• [CONSIGNE 1]
Recopiez à l'identique les lignes de la liste qui vont de son début jusqu'à la ligne contenant « candle-body [399,202,409,215] », celle-ci comprise.
------ EXTRAIT
Deux ans et demi après, que reste-t-il ? Il y a ce que je n’ai pas choisi, et ce que je peux choisir. L’expérience du harcèlement moral et de la dépression, derrière moi, puis de la colère, car il y a eu colère et déception. Tout cela mélangé, mais appuyé sur des faits, vérifiables, et jamais remis en cause. Cela devient petit à petit une expérience traversée, avec ses conséquences. La confiance qu’il ne fallait pas donner. Celle qui est devenue difficile à donner. Pas impossible, difficile : dans la tempête, il y a eu celles et ceux qui étaient là. Et puis il y a eu l’écriture. Je ne suis pas devenu écrivain grâce à la dépression. Heureusement. Parfois l’homme écrit avant, et même un inédit qui attend dans les tiroirs. Mais la dépression, les humiliations, la lâcheté, l’incompétence, la bêtise, tout cela nourrit l’homme, et je ne suis plus exactement le même. De la boue, réussir à faire des phrases. Pas pour guérir, mais parce que c’est la matière qui est là. De la boue, de la glaise, et c’est l’atelier du sculpteur. Donner forme. Une fois le matériau dompté, en choisir d’autres. Peut-être là où j’en suis dans l’écriture. Le moment d’un texte qui n’a plus rien à voir avec la douleur. Enfin, le moins à voir possible. Comme la vie qui s’apaise et le loisir qui revient. Pas que j’oublie, je ne veux ni peux oublier, pas « passer à autre chose ». C’est là pour toujours, les couteaux plantés dans le coeur et le dos. Mais prendre une inspiration ailleurs. Pour respirer. Enfin.
------------
------ LISTE
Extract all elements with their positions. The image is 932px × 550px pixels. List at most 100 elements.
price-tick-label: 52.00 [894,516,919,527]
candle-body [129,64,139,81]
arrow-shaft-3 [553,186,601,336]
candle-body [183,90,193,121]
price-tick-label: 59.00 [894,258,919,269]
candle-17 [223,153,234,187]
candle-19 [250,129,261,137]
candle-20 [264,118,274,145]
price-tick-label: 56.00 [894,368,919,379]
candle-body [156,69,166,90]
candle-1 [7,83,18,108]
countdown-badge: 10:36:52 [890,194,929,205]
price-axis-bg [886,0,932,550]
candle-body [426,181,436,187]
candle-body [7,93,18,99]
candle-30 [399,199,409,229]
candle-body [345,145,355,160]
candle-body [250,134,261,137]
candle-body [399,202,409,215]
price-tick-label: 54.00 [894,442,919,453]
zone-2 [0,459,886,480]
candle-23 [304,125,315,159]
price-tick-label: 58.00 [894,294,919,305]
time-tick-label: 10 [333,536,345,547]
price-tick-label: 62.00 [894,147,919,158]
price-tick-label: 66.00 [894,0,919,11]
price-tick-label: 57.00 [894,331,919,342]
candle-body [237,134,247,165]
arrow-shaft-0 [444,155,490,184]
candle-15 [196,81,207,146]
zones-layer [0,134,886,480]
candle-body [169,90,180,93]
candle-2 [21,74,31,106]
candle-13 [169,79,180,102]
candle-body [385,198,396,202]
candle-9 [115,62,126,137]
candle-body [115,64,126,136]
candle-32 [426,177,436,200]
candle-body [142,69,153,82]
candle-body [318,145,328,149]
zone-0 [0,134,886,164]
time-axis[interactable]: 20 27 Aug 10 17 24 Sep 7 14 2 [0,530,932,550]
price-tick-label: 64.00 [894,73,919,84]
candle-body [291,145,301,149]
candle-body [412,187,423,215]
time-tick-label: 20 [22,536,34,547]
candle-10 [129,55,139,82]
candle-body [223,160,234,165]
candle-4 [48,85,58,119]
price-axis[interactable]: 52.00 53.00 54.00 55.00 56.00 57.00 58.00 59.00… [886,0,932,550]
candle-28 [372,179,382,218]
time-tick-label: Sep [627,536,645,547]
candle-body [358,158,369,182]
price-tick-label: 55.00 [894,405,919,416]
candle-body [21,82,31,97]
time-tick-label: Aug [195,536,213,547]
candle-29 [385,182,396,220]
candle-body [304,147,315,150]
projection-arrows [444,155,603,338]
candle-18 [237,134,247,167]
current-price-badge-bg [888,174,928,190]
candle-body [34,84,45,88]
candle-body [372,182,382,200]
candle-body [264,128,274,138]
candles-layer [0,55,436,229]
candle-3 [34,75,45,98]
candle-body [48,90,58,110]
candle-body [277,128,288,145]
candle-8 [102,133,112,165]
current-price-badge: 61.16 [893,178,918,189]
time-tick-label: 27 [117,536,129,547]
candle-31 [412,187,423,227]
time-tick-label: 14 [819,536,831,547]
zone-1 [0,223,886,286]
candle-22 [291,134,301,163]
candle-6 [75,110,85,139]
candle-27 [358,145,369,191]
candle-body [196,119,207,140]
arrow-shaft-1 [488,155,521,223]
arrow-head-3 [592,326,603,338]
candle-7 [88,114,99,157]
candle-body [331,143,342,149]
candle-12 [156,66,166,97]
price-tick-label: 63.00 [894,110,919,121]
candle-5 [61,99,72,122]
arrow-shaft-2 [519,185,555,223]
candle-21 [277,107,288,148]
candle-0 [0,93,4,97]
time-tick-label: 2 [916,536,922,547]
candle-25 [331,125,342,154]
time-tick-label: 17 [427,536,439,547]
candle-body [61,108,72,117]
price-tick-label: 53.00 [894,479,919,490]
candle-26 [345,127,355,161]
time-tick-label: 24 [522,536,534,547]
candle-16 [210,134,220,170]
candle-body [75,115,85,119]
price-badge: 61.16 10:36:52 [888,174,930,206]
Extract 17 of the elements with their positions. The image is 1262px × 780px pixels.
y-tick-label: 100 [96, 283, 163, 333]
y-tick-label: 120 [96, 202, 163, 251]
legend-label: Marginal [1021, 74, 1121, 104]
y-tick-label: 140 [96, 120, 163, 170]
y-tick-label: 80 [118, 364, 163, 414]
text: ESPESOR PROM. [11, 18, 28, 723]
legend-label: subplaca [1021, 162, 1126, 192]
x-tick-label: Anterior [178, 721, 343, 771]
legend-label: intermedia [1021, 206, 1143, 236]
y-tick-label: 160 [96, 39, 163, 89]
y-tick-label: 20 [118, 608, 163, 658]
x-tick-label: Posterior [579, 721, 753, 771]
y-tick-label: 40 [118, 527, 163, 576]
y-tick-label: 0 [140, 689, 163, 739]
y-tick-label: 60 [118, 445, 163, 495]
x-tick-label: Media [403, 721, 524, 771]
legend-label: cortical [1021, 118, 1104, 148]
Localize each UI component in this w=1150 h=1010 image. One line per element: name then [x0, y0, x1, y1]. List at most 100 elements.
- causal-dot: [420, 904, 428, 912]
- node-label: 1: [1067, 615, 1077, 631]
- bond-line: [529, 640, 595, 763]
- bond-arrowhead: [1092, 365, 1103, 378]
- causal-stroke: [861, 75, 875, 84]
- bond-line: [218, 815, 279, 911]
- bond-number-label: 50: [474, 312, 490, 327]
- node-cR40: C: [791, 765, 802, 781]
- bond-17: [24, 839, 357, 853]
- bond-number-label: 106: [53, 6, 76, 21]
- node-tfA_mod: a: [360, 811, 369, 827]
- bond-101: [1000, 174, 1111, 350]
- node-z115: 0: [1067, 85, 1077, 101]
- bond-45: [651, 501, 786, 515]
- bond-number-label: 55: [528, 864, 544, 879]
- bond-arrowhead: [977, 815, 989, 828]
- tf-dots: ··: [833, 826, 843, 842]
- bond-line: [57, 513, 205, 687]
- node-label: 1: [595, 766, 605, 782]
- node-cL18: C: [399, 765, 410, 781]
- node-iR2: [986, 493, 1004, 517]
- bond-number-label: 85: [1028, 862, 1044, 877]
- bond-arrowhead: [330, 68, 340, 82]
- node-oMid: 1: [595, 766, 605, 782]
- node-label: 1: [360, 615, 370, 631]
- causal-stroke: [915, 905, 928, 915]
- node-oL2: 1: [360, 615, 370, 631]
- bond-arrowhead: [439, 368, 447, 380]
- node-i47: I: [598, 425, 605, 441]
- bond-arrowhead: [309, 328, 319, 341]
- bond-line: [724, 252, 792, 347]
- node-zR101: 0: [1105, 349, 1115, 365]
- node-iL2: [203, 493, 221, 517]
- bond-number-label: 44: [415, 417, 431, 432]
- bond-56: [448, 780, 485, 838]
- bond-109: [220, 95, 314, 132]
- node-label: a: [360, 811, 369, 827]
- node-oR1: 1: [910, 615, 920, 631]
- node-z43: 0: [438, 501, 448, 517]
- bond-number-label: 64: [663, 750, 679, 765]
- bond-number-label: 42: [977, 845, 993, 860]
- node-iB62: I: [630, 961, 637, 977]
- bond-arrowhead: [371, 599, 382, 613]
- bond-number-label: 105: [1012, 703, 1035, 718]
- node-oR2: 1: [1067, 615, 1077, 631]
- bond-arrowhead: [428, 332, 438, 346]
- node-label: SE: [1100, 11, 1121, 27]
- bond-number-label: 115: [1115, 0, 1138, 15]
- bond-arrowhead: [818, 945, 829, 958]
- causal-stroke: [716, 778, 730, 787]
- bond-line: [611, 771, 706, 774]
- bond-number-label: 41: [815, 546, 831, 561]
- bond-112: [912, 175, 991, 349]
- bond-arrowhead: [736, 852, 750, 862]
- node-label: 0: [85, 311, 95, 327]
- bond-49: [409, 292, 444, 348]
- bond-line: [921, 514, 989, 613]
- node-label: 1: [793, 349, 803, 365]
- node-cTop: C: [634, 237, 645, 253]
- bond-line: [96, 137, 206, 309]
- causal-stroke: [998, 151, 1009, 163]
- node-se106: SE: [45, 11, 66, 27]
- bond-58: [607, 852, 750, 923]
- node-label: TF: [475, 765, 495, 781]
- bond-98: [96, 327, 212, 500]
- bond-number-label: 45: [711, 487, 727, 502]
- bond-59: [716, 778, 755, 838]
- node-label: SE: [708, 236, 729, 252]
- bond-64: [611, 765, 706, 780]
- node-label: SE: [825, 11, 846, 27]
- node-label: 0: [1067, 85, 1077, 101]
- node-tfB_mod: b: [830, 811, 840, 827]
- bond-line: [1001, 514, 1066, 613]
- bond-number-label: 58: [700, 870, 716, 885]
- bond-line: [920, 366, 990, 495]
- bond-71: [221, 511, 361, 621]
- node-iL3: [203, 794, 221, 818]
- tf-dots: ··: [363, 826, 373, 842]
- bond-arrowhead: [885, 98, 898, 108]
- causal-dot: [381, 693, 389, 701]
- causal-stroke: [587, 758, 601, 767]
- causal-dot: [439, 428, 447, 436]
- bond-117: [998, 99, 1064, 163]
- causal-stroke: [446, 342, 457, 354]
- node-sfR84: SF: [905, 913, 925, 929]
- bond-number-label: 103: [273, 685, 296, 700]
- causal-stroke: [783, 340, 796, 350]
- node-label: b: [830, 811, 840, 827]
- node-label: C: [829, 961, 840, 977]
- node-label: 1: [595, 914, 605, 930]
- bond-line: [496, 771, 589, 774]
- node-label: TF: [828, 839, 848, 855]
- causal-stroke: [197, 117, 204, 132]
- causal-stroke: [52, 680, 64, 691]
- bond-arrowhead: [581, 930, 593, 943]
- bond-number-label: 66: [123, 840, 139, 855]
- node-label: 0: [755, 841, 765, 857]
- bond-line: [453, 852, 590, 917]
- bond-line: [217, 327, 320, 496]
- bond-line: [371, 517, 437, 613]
------------
• [CONSIGNE 2]
Prolongez l'extrait sur l'après du harcèlement moral et le rôle de l'écriture, à partir de sa dernière phrase.

• [RÉSULTAT ATTENDU 1]
Extract all elements with their positions. The image is 932px × 550px pixels. List at most 100 elements.
price-tick-label: 52.00 [894,516,919,527]
candle-body [129,64,139,81]
arrow-shaft-3 [553,186,601,336]
candle-body [183,90,193,121]
price-tick-label: 59.00 [894,258,919,269]
candle-17 [223,153,234,187]
candle-19 [250,129,261,137]
candle-20 [264,118,274,145]
price-tick-label: 56.00 [894,368,919,379]
candle-body [156,69,166,90]
candle-1 [7,83,18,108]
countdown-badge: 10:36:52 [890,194,929,205]
price-axis-bg [886,0,932,550]
candle-body [426,181,436,187]
candle-body [7,93,18,99]
candle-30 [399,199,409,229]
candle-body [345,145,355,160]
candle-body [250,134,261,137]
candle-body [399,202,409,215]

• [RÉSULTAT ATTENDU 2]
3 août

Il y a un beau début de chantier en cours. Un chantier prometteur. Comme souvent, je me dis : et si j’en faisais un chantier à ciel ouvert, c’est-à-dire : est-ce que je pourrais vraiment ouvrir les notes, les brouillons, la documentation et montrer comment ça s’écrit ? Par exemple les premières pages rédigées, qui ne survivront pas au processus, mais sur lesquelles il est déjà possible que je m’appuie pour la suite. Un vrai journal d’écriture ? Mais il y aura tellement de remords, de pistes que j’abandonnerai, et puis je ne suis pas sûr de vouloir des réactions à chaque étape (même si je sais qu’elles seront peu nombreuses). Alors, je garde le chantier fermé. D’autant que, décalage de l’édition oblige, je parle là d’un livre que j’imagine pour 2027…

4 août

Faire un plan. Parties, chapitres, scènes. Un plan qui permette à l’action d’avancer, aux personnages d’évoluer. Je n’ai jamais tout à fait écrit comme cela, et là, oui, je me dis que c’est le bon projet pour faire un plan. Savoir comment ça va finir avant de commencer. Avancer en sachant où je vais. Bref, écrire un roman qui ressemble à un roman. Pour voir ce que ça donne ? Pour ne pas me répéter, aussi, ne pas toujours faire la même chose. Un roman qui serait plus confortable ? Plus conforme aux attentes ? Peut-être pas. On verra. Je fais un plan, et je pose des personnages dedans, et je vais les voir évoluer. Peut-être que le plan aussi évoluera. On va voir ce que ça donne. Et si c’est intéressant à écrire. Peut-être même amusant.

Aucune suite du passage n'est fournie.